_Exercise objective_
From the entries provided below, copy each line that contains the word "uzbrukuma".
***** Data provided *****
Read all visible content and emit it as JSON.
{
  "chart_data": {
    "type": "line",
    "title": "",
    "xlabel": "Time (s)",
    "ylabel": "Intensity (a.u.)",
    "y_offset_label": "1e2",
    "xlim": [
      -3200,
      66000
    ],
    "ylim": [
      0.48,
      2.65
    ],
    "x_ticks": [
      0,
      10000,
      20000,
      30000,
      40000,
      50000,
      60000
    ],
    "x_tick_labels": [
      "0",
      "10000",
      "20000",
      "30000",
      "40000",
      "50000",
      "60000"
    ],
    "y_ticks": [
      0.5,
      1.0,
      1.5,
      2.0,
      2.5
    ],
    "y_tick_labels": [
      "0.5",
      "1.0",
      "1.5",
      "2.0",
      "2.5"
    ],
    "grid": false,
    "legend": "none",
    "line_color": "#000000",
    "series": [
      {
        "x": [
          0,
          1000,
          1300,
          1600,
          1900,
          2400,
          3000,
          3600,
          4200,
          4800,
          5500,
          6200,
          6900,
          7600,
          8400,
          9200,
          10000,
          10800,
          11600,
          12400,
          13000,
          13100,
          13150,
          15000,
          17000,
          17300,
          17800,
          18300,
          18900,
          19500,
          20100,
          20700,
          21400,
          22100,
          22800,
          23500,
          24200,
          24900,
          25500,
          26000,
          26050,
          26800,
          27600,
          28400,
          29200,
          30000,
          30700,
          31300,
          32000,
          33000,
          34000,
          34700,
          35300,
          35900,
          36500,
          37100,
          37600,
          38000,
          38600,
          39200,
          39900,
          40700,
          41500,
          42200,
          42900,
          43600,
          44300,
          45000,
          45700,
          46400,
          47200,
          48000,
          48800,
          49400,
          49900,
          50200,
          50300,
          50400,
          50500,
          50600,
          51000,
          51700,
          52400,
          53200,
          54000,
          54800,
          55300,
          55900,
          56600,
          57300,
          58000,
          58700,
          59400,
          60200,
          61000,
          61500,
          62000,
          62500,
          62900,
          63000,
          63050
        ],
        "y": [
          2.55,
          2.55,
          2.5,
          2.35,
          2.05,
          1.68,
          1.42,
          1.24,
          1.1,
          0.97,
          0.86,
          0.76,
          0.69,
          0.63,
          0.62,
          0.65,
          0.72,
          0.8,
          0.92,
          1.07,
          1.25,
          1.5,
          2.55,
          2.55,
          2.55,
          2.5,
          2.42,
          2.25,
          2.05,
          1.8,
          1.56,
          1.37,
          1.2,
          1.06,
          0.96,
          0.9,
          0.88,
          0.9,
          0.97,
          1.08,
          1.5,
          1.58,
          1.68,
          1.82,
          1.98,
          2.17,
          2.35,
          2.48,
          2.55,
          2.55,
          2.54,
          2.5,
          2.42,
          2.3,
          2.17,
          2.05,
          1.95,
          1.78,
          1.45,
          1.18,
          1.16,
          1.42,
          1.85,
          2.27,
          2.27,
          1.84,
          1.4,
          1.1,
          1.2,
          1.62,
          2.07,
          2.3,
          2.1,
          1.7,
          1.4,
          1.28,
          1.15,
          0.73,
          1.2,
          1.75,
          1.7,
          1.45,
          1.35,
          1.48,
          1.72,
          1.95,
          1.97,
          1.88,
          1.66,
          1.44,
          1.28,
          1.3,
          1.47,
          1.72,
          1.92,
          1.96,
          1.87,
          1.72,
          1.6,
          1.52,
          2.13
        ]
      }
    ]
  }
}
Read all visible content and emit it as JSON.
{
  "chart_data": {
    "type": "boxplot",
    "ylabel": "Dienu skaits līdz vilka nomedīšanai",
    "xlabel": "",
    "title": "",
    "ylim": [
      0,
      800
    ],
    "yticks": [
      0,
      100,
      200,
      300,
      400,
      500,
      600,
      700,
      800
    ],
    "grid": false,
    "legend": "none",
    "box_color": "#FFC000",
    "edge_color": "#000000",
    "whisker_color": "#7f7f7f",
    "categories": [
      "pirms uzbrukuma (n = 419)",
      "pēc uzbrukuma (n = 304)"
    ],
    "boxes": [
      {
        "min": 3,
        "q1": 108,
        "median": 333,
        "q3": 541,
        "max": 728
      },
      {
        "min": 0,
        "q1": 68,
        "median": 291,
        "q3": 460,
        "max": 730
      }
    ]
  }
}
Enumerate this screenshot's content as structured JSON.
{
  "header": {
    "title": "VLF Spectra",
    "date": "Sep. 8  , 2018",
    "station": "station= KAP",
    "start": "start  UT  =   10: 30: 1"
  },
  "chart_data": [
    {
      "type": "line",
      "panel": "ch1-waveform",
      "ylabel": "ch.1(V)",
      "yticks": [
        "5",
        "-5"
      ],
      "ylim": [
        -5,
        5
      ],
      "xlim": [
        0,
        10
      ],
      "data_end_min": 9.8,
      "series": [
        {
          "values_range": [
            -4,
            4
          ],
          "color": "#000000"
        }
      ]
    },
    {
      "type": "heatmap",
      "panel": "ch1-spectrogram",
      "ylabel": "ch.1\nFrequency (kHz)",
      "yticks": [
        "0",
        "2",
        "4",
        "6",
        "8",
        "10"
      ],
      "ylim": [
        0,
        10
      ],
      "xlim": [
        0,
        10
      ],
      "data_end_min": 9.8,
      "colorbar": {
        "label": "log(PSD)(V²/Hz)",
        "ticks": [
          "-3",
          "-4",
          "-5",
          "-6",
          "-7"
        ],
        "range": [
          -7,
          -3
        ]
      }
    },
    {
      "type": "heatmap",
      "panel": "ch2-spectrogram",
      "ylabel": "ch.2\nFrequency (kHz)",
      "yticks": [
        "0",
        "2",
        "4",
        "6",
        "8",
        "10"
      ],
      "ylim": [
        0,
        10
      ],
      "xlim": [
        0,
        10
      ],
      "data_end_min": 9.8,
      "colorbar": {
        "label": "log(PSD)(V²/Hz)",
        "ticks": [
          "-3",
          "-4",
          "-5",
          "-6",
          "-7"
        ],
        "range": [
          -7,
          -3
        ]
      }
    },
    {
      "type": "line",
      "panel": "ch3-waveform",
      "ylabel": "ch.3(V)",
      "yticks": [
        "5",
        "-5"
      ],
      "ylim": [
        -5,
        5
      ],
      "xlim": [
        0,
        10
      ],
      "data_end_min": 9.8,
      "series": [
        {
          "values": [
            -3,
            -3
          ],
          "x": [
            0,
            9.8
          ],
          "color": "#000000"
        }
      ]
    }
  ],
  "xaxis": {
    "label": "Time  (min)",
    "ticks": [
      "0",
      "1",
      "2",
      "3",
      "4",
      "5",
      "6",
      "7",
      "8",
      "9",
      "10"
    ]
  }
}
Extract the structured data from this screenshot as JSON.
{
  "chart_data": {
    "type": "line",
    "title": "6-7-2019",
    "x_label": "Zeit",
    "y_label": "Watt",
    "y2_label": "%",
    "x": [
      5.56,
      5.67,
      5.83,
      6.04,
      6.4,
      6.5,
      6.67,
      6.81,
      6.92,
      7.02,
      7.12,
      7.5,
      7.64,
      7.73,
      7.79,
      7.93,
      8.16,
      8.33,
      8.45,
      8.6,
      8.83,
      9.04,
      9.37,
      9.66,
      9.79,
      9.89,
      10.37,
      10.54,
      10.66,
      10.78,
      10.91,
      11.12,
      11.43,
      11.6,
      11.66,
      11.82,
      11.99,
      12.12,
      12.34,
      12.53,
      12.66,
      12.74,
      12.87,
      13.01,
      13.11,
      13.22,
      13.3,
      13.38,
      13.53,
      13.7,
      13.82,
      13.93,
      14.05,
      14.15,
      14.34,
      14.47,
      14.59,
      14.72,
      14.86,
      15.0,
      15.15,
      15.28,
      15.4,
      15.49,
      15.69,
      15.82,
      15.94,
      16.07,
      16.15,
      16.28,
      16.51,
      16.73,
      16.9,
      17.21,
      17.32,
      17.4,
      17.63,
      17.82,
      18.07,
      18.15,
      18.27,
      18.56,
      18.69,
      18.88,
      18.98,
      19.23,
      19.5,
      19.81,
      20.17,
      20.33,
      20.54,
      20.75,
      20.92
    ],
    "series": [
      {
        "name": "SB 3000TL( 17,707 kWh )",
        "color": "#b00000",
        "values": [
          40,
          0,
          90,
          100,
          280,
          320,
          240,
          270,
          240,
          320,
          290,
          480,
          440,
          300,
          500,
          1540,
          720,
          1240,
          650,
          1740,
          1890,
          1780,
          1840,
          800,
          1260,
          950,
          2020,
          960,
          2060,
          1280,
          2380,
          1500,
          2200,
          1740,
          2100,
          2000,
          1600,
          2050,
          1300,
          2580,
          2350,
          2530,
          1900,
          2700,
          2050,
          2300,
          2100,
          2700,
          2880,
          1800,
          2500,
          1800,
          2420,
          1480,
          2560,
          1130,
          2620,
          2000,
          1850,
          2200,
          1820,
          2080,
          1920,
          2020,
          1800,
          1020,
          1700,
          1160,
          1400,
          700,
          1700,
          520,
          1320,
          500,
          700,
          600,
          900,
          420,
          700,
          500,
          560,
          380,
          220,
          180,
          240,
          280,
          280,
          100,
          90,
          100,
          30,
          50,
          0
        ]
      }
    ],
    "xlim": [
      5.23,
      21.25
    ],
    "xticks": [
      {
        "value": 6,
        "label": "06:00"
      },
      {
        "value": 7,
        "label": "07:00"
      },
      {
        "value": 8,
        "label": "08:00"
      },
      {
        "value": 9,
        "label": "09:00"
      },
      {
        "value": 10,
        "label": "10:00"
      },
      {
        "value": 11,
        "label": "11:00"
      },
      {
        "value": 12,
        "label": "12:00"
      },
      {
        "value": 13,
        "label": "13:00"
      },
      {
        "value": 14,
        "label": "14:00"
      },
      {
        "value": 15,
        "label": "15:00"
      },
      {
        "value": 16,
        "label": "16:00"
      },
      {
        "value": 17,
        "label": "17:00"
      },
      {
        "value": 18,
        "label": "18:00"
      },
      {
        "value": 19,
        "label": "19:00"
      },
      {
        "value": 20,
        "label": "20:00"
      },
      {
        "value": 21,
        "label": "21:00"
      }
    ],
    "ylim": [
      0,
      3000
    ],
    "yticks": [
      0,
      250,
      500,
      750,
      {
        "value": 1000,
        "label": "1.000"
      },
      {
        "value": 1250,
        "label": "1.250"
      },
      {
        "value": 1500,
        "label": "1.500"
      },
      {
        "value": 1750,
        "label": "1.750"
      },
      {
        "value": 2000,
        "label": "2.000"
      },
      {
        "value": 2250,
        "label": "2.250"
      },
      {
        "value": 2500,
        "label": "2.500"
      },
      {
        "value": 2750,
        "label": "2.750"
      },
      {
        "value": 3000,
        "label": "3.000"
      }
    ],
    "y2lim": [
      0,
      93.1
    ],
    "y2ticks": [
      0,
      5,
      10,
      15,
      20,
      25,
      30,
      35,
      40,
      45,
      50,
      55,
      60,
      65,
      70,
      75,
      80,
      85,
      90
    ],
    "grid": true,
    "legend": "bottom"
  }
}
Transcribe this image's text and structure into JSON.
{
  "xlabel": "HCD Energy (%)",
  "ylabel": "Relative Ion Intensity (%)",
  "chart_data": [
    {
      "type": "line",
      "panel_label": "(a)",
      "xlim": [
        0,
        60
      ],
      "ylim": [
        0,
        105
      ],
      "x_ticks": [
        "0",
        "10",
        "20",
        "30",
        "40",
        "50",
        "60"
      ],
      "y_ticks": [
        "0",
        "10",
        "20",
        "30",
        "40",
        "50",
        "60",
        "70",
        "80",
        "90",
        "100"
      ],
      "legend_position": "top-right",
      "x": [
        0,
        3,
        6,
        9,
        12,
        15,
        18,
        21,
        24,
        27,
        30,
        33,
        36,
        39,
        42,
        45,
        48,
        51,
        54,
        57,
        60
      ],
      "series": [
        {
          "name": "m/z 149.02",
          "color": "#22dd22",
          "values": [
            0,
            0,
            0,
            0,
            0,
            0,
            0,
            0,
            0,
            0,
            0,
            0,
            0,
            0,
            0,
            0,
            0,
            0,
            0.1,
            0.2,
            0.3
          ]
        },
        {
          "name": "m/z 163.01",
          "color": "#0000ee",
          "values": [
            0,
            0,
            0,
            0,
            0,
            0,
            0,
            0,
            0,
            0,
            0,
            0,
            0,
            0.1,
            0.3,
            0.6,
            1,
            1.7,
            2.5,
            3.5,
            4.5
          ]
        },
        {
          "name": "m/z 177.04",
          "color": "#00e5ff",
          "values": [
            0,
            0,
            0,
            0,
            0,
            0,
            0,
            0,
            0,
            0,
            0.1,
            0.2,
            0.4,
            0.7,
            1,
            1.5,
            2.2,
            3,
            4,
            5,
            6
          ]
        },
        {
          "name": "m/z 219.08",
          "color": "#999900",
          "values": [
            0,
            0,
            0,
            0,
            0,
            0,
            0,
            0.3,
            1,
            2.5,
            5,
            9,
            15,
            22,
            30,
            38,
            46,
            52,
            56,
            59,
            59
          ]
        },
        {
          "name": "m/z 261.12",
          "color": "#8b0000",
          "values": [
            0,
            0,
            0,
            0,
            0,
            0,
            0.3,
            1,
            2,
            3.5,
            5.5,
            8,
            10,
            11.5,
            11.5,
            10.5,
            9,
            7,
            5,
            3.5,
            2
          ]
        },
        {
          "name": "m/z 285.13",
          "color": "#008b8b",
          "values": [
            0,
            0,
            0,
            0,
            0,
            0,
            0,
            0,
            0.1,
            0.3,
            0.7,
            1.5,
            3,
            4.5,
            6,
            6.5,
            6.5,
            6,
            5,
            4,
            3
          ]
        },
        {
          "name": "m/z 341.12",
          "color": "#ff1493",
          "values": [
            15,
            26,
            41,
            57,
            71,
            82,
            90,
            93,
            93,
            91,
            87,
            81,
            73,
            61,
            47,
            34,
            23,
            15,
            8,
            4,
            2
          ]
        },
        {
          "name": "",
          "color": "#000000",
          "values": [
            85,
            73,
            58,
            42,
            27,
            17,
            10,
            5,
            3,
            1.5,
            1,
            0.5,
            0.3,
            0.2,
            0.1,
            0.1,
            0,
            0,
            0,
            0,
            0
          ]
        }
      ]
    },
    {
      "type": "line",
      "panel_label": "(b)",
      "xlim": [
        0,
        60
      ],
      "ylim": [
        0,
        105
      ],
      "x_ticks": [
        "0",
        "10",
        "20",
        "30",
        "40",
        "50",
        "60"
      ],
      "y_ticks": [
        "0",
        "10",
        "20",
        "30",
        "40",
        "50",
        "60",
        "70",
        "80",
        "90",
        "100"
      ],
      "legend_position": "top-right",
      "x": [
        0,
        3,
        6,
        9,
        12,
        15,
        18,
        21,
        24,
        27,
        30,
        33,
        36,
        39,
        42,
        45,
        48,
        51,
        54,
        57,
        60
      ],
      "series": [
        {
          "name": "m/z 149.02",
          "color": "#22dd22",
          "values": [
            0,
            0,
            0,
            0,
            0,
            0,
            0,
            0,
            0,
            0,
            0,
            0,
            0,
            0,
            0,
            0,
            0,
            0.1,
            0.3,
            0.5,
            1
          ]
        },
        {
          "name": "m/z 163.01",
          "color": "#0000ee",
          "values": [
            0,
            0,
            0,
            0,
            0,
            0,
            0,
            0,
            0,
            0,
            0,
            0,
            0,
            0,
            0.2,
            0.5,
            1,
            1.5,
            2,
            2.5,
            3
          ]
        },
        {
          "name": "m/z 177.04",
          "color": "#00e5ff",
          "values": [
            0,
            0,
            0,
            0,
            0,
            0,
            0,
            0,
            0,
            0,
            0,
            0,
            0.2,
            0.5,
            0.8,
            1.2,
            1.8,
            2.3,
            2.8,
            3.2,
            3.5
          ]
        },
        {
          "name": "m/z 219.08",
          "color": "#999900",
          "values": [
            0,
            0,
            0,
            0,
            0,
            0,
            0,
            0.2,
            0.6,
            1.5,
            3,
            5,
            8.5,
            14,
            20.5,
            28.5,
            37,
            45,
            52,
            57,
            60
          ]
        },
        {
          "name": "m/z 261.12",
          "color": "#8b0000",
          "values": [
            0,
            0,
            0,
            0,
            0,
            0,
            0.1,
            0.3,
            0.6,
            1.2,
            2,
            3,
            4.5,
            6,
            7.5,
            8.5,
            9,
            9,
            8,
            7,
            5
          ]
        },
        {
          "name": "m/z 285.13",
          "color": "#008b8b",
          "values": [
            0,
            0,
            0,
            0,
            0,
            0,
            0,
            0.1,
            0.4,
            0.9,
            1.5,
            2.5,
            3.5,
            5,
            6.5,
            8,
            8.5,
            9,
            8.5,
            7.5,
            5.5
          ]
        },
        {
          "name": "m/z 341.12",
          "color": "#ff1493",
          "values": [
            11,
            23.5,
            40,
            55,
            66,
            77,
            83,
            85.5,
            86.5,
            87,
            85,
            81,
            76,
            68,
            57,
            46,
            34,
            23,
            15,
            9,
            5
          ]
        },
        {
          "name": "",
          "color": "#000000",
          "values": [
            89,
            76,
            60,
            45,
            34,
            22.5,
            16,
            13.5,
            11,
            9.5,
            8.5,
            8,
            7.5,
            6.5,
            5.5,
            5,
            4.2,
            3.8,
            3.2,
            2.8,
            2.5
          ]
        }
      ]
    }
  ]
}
*****
_Expected answer_
      "pirms uzbrukuma (n = 419)",
      "pēc uzbrukuma (n = 304)"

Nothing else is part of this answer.